PROBLEM → Give only the number of lines in the records below that contain the word "this".
>> start
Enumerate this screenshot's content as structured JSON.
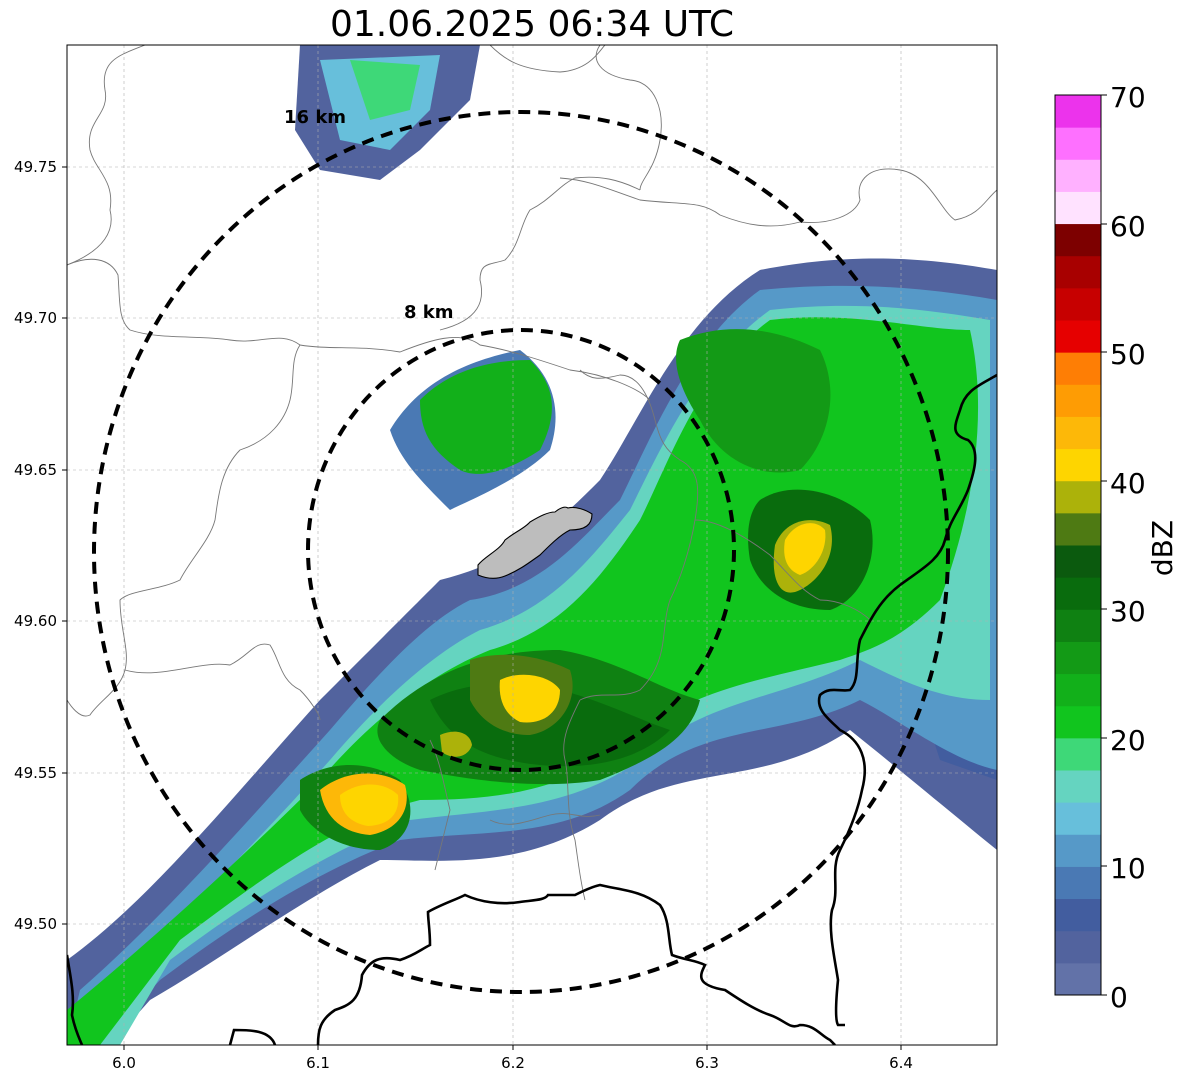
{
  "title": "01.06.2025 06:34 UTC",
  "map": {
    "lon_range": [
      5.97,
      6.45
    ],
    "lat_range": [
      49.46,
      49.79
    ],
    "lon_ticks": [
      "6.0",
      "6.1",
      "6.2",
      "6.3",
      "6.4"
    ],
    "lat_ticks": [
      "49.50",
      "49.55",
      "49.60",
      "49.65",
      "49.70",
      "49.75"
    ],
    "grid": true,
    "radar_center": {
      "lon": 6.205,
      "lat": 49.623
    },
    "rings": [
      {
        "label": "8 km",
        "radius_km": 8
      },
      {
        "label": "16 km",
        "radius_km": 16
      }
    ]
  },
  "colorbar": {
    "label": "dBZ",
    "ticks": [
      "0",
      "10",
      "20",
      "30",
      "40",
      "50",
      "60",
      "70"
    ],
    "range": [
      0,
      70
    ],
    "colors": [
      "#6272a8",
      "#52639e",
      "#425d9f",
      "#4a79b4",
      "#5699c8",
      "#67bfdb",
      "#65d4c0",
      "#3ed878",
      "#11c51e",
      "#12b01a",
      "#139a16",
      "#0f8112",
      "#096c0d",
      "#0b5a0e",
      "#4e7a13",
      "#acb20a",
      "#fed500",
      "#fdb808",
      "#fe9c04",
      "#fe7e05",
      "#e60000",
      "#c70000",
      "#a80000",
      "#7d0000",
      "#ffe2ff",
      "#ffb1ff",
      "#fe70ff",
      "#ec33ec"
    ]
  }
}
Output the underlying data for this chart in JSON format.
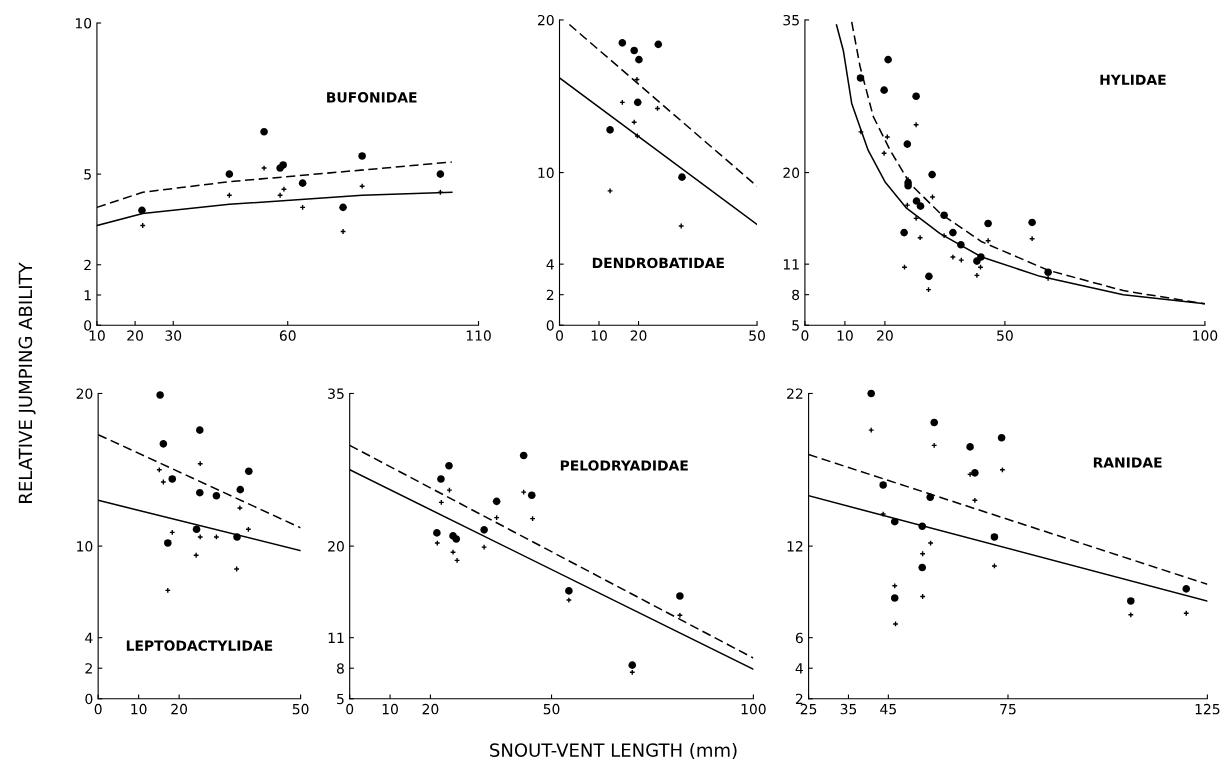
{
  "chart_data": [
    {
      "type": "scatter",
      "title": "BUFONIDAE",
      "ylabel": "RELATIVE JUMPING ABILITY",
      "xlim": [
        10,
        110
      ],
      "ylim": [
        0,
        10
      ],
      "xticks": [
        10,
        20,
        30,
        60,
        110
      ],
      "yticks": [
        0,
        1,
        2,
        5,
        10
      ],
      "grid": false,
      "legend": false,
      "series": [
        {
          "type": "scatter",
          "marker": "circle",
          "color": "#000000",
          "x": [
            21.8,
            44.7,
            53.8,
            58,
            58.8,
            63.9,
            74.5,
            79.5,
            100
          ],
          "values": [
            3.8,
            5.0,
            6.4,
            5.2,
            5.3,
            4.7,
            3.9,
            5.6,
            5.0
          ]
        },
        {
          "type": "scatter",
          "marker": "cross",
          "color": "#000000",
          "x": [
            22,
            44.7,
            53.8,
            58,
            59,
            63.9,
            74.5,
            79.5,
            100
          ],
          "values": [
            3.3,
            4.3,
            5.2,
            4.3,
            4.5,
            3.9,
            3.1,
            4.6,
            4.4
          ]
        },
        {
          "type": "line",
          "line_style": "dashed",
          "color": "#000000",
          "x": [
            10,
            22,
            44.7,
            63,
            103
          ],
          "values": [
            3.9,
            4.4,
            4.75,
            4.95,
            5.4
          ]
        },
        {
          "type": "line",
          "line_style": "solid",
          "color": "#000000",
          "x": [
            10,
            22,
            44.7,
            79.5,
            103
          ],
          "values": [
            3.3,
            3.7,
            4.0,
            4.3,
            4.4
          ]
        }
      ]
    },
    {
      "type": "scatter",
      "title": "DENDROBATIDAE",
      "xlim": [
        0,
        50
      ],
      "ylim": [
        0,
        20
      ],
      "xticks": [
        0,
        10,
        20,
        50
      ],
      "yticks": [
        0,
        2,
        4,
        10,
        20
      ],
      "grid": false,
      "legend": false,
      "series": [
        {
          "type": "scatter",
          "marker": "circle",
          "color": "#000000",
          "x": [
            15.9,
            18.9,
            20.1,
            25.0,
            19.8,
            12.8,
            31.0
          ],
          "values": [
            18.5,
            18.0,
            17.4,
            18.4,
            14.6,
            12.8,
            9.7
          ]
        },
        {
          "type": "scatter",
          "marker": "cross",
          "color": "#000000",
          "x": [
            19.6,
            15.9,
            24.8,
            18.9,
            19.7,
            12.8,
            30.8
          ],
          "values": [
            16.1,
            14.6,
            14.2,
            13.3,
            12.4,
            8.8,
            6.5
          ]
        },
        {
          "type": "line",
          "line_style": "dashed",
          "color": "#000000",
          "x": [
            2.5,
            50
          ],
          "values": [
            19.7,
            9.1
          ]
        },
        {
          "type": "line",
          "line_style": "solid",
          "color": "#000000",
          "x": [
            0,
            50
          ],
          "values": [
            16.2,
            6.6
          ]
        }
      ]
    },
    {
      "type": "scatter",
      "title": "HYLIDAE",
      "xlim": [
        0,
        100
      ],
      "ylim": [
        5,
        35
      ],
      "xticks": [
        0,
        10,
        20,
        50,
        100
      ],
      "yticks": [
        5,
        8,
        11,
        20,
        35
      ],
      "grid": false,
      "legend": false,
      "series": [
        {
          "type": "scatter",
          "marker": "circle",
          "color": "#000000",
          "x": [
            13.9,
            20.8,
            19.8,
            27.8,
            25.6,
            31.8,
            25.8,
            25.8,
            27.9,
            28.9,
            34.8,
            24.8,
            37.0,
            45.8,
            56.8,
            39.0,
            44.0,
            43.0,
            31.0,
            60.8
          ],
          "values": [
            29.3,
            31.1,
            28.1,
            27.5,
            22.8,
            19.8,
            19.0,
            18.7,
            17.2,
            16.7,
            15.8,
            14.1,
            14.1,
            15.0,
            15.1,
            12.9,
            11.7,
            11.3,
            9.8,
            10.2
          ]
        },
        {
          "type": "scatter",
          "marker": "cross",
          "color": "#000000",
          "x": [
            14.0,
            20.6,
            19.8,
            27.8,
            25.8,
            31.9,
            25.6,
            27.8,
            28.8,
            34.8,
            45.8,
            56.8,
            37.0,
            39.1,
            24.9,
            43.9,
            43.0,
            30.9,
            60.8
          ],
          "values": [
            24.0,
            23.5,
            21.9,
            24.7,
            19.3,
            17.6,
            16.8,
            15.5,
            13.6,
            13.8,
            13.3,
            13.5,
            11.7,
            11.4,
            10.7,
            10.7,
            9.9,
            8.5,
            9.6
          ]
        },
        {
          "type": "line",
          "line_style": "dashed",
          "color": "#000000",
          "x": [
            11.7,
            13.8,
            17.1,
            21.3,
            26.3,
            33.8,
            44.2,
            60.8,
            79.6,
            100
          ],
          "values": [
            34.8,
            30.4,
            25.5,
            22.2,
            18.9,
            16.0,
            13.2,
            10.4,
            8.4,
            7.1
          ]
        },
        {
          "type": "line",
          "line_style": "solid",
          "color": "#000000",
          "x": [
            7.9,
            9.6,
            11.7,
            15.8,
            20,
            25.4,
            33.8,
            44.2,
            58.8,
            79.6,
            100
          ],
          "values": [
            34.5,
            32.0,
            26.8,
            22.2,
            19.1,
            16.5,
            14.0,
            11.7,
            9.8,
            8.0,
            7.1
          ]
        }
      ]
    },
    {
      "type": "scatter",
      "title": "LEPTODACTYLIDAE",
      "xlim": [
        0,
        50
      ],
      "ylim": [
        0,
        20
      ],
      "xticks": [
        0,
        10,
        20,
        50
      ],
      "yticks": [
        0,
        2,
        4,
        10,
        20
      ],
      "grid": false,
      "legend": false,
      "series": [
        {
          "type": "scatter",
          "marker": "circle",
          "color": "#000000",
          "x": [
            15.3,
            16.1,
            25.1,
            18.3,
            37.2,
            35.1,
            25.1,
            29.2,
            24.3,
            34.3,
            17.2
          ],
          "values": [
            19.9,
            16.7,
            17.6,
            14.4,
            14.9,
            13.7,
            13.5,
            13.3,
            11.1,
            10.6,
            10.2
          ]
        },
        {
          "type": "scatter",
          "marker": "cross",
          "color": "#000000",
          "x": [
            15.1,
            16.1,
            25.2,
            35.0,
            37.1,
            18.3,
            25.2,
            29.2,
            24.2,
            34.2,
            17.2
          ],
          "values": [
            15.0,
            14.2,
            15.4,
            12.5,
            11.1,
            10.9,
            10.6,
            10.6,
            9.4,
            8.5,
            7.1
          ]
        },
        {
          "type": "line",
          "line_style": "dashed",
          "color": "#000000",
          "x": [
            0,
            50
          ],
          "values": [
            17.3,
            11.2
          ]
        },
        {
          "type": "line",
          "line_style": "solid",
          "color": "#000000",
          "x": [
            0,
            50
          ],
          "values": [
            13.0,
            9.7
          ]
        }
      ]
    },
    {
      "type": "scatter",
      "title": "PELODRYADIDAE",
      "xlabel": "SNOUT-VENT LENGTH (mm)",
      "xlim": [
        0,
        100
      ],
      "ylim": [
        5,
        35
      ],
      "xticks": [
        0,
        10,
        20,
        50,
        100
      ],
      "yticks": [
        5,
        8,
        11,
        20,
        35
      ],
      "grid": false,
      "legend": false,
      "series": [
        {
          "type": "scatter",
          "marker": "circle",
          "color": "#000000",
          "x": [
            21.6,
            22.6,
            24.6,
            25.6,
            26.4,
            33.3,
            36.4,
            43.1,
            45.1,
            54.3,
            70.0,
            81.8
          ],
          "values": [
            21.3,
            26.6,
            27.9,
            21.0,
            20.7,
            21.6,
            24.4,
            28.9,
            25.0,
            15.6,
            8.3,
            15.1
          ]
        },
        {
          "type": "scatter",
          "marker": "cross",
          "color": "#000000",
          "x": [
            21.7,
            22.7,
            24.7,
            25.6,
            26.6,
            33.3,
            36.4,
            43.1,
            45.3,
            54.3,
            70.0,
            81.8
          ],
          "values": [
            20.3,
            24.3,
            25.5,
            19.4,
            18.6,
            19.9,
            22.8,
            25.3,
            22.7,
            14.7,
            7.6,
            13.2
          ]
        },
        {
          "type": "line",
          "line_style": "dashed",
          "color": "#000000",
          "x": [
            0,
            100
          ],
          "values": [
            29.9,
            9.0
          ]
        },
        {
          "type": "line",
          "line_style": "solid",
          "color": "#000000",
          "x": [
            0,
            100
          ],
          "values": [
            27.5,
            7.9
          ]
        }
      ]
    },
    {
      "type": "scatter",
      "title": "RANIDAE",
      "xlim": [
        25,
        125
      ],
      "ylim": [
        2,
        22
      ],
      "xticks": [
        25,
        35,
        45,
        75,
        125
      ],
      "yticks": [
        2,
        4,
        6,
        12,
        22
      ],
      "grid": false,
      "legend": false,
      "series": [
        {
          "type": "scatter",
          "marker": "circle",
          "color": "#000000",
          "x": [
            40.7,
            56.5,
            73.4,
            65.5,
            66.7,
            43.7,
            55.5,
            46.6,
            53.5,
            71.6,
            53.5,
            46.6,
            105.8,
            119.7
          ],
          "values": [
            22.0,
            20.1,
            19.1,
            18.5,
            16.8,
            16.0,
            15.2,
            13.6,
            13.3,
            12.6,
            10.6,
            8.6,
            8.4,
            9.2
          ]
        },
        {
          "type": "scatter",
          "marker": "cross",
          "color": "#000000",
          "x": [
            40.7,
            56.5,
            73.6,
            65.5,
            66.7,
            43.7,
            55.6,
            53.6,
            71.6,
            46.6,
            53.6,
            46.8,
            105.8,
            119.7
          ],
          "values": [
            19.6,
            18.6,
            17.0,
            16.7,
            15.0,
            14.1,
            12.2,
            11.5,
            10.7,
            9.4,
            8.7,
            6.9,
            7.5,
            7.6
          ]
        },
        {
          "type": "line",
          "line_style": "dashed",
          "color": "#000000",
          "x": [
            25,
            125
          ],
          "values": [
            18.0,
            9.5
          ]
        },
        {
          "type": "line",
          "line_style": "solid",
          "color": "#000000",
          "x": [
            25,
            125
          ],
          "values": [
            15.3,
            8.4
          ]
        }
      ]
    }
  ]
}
>> end
FINAL ANSWER → 2